# Dataset rows
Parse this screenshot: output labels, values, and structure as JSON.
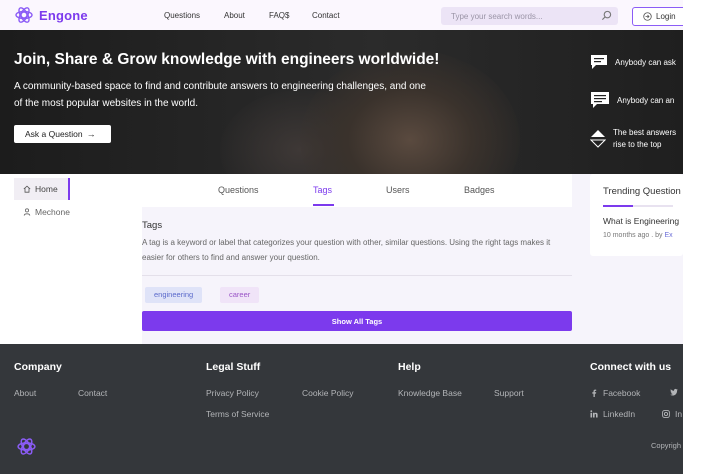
{
  "header": {
    "logo_text": "Engone",
    "nav": [
      "Questions",
      "About",
      "FAQ$",
      "Contact"
    ],
    "search_placeholder": "Type your search words...",
    "login_label": "Login"
  },
  "hero": {
    "title": "Join, Share & Grow knowledge with engineers worldwide!",
    "subtitle": "A community-based space to find and contribute answers to engineering challenges, and one of the most popular websites in the world.",
    "ask_button": "Ask a Question",
    "features": [
      "Anybody can ask",
      "Anybody can an",
      "The best answers",
      "rise to the top"
    ]
  },
  "sidebar": {
    "items": [
      "Home",
      "Mechone"
    ]
  },
  "main": {
    "tabs": [
      "Questions",
      "Tags",
      "Users",
      "Badges"
    ],
    "active_tab": "Tags",
    "section_title": "Tags",
    "description": "A tag is a keyword or label that categorizes your question with other, similar questions. Using the right tags makes it easier for others to find and answer your question.",
    "tags": [
      "engineering",
      "career"
    ],
    "show_all_label": "Show All Tags"
  },
  "trending": {
    "title": "Trending Question",
    "question": "What is Engineering",
    "time": "10 months ago",
    "by_sep": ". by",
    "by_link": "Ex"
  },
  "footer": {
    "company": {
      "heading": "Company",
      "links": [
        "About",
        "Contact"
      ]
    },
    "legal": {
      "heading": "Legal Stuff",
      "links": [
        "Privacy Policy",
        "Cookie Policy",
        "Terms of Service"
      ]
    },
    "help": {
      "heading": "Help",
      "links": [
        "Knowledge Base",
        "Support"
      ]
    },
    "connect": {
      "heading": "Connect with us",
      "links": [
        "Facebook",
        "LinkedIn",
        "In"
      ]
    },
    "copyright": "Copyrigh"
  },
  "colors": {
    "accent": "#7c3aed",
    "footer_bg": "#34373b",
    "hero_bg": "#1f1f1f"
  }
}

# Exercise
Transcribe the whole listing exactly. Pictures stay out of your copy.

# Expected answer
Parse this screenshot: output labels, values, and structure as JSON.
{
  "header": {
    "logo_text": "Engone",
    "nav": [
      "Questions",
      "About",
      "FAQ$",
      "Contact"
    ],
    "search_placeholder": "Type your search words...",
    "login_label": "Login"
  },
  "hero": {
    "title": "Join, Share & Grow knowledge with engineers worldwide!",
    "subtitle": "A community-based space to find and contribute answers to engineering challenges, and one of the most popular websites in the world.",
    "ask_button": "Ask a Question",
    "features": [
      "Anybody can ask",
      "Anybody can an",
      "The best answers",
      "rise to the top"
    ]
  },
  "sidebar": {
    "items": [
      "Home",
      "Mechone"
    ]
  },
  "main": {
    "tabs": [
      "Questions",
      "Tags",
      "Users",
      "Badges"
    ],
    "active_tab": "Tags",
    "section_title": "Tags",
    "description": "A tag is a keyword or label that categorizes your question with other, similar questions. Using the right tags makes it easier for others to find and answer your question.",
    "tags": [
      "engineering",
      "career"
    ],
    "show_all_label": "Show All Tags"
  },
  "trending": {
    "title": "Trending Question",
    "question": "What is Engineering",
    "time": "10 months ago",
    "by_sep": ". by",
    "by_link": "Ex"
  },
  "footer": {
    "company": {
      "heading": "Company",
      "links": [
        "About",
        "Contact"
      ]
    },
    "legal": {
      "heading": "Legal Stuff",
      "links": [
        "Privacy Policy",
        "Cookie Policy",
        "Terms of Service"
      ]
    },
    "help": {
      "heading": "Help",
      "links": [
        "Knowledge Base",
        "Support"
      ]
    },
    "connect": {
      "heading": "Connect with us",
      "links": [
        "Facebook",
        "LinkedIn",
        "In"
      ]
    },
    "copyright": "Copyrigh"
  },
  "colors": {
    "accent": "#7c3aed",
    "footer_bg": "#34373b",
    "hero_bg": "#1f1f1f"
  }
}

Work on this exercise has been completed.